• _Texto de referência_:
·····

Qual o futuro do Fórum?

Como fica o futuro do FSM? Em que condições se realizará o próximo Fórum? Uma grande polêmica está instalada quanto à realização do FSM 2011. A questão, a saber, é se o FSM será realmente um processo, portanto sujeito às intempéries da realidade e à necessidade de dar respostas concretas às situações concretas, ou se transformará em um evento protocolar, disputado pelos mega-projetos encabeçados por certas ONGs que têm mais compromisso com as temáticas financiáveis do que com as verdadeiras necessidades do processo FSM. Há, desde 2007, uma sinalização sobre a possibilidade do próximo encontro ocorrer no continente africano. Assim como foi importante realizar o FSM na América Latina e promover as reais saídas que estão sendo gestadas na região de aliança entre movimentos, partidos e governos como uma referência ao mundo, a escolha da próxima sede precisa conectar o encontro presencial do FSM com as lutas em curso e a visibilização de saídas concretas à construção do outro mundo possível.

Segue o debate estratégico sobre o papel do FSM. Em maio de 2009 o Conselho Internacional voltará a realizar um seminário estratégico. Naturalmente voltará o debate sobre a “crise paradigmática do FSM”. Até lá propostas como a da comemoração dos 10 anos do FSM em Porto Alegre, a do 3º Fórum Social Brasileiro, do 4º Fórum Social Américas e do Encontro da Crise Civilizatória proposto para a Bolívia em 2010 já terão os seus contornos melhor definidos. A predisposição de importantes movimentos sociais para seguir investindo no FSM também estará mais clara. A capacidade do FSM de se colocar com grande poder de convocatória, de influir em decisões e de promover uma alternativa mundial serão pontos fundamentais a serem discutidos no debate estratégico.

Próximo de completar uma década de existência o Fórum Social Mundial segue como uma marca importante da atual etapa de resistência e construção da contra-hegemonia. Oxalá possa se encontrar com o seu mais temido potencial: o de unir seu apelo popular e sua vocação de catalisador de lutas com a promoção de uma alternativa mundial clara e objetiva.

Ana Maria Prestes Rabelo é representante da OCLAE no Conselho Internacional do FSM e doutoranda em Ciência Política na UFMG.
Ricardo Abreu (Alemão) é economista, diretor do Centro Brasileiro de Solidariedade aos Povos e Luta pela Paz (Cebrapaz) e membro do Comitê Central do PCdoB.

Notas
(1) Disponível em:
http://www.cartamaior.com.br/templates/colunaMostrar.cfm?coluna_id=4117
(2) SADER, Emir. Balanço do Fórum e do outro mundo possível, disponível em:
http://www.cartamaior.com.br/templates/materiaMostrar.cfm?materia_id=15599
(3) Decisão tomada na reunião do Conselho Internacional do Fórum Social Mundial de Berlim em maio de 2007.
(4) Texto preparado para um seminário do FSM 2009, publicado na íntegra pelo Vermelho em 01-02-2009, em matéria com o título “Renato propõe atualizar programa de transição ao socialismo”.

·····

• _Registros de dados_:
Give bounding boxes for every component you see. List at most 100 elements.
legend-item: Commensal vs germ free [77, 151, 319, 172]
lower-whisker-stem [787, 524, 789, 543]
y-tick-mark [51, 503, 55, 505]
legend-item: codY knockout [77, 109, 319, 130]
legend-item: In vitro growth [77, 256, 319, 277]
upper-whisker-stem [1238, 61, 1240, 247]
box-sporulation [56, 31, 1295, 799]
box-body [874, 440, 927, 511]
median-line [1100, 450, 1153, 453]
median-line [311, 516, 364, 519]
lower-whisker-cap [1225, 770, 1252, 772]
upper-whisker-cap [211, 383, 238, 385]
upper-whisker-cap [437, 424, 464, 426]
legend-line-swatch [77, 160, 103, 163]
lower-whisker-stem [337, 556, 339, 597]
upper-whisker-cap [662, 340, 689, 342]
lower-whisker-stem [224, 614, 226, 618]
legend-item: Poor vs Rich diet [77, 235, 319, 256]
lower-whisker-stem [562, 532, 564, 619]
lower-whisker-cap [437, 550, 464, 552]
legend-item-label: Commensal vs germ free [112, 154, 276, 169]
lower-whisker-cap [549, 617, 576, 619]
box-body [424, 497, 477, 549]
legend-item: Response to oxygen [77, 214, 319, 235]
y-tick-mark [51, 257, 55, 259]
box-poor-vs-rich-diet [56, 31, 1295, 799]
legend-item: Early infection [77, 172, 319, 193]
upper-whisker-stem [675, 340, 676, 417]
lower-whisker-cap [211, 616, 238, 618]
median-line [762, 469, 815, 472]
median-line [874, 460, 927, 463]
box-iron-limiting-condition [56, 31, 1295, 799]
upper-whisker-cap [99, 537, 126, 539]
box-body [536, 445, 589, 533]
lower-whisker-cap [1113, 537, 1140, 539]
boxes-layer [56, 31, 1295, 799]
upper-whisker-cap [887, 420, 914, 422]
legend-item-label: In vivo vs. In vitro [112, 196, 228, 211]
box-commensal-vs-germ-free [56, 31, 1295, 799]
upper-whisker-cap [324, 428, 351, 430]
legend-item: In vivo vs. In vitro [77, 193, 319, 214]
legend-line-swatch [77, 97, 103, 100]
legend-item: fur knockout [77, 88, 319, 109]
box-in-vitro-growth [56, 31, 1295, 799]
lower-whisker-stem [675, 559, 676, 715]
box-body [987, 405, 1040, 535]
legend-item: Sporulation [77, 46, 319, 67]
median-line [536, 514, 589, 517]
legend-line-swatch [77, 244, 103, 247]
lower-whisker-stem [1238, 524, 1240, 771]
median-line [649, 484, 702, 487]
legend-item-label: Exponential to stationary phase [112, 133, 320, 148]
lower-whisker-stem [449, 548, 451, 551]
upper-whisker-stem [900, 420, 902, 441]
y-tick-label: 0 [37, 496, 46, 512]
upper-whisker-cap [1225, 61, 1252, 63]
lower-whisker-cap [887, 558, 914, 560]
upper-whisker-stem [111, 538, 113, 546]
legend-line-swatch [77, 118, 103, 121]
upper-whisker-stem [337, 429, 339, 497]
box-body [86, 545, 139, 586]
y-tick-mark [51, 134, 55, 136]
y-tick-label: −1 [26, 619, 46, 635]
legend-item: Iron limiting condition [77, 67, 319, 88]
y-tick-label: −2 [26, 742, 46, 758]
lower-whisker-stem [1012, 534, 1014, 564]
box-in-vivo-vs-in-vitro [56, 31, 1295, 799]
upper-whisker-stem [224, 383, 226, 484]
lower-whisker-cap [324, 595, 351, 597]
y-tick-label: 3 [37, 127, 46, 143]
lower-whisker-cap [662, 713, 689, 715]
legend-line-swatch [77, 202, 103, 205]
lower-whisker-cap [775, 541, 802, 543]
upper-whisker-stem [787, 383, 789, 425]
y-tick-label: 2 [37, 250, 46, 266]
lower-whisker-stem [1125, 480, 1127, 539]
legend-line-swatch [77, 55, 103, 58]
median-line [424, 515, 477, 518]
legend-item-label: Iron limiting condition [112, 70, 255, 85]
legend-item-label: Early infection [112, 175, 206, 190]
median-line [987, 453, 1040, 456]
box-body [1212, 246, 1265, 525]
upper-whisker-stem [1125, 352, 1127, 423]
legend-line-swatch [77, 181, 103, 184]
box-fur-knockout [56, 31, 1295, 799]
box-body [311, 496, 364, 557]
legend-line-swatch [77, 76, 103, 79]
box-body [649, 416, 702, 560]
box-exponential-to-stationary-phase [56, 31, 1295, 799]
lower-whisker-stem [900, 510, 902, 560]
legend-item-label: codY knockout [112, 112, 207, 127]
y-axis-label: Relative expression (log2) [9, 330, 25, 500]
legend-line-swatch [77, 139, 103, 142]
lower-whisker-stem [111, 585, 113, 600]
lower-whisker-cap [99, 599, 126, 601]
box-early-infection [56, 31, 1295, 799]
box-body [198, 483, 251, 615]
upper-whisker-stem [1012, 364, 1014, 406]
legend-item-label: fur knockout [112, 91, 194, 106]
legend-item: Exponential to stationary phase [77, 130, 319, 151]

·····

• _Tarefas propostas_:
a) Reproduza palavra por palavra o trecho do texto sobre o Fórum Social Mundial que se inicia nas palavras "Próximo de completar" e se encerra em "clara e objetiva.".
b) Diga se cada afirmação abaixo está de acordo com o texto sobre o Fórum Social Mundial, respondendo sim ou não e citando literalmente as palavras do texto que decidem a questão. (i) O Conselho Internacional voltará a realizar um seminário estratégico em maio de 2009. (ii) O Encontro da Crise Civilizatória foi proposto para o Paraguai. (iii) Desde 2007, há sinalização de que o próximo encontro possa ocorrer na Ásia.

• _Respostas_:
a)
Próximo de completar uma década de existência o Fórum Social Mundial segue como uma marca importante da atual etapa de resistência e construção da contra-hegemonia. Oxalá possa se encontrar com o seu mais temido potencial: o de unir seu apelo popular e sua vocação de catalisador de lutas com a promoção de uma alternativa mundial clara e objetiva.

b)
(i) Sim: "Em maio de 2009 o Conselho Internacional voltará a realizar um seminário estratégico."
(ii) Não: "Encontro da Crise Civilizatória proposto para a Bolívia em 2010".
(iii) Não: "Há, desde 2007, uma sinalização sobre a possibilidade do próximo encontro ocorrer no continente africano."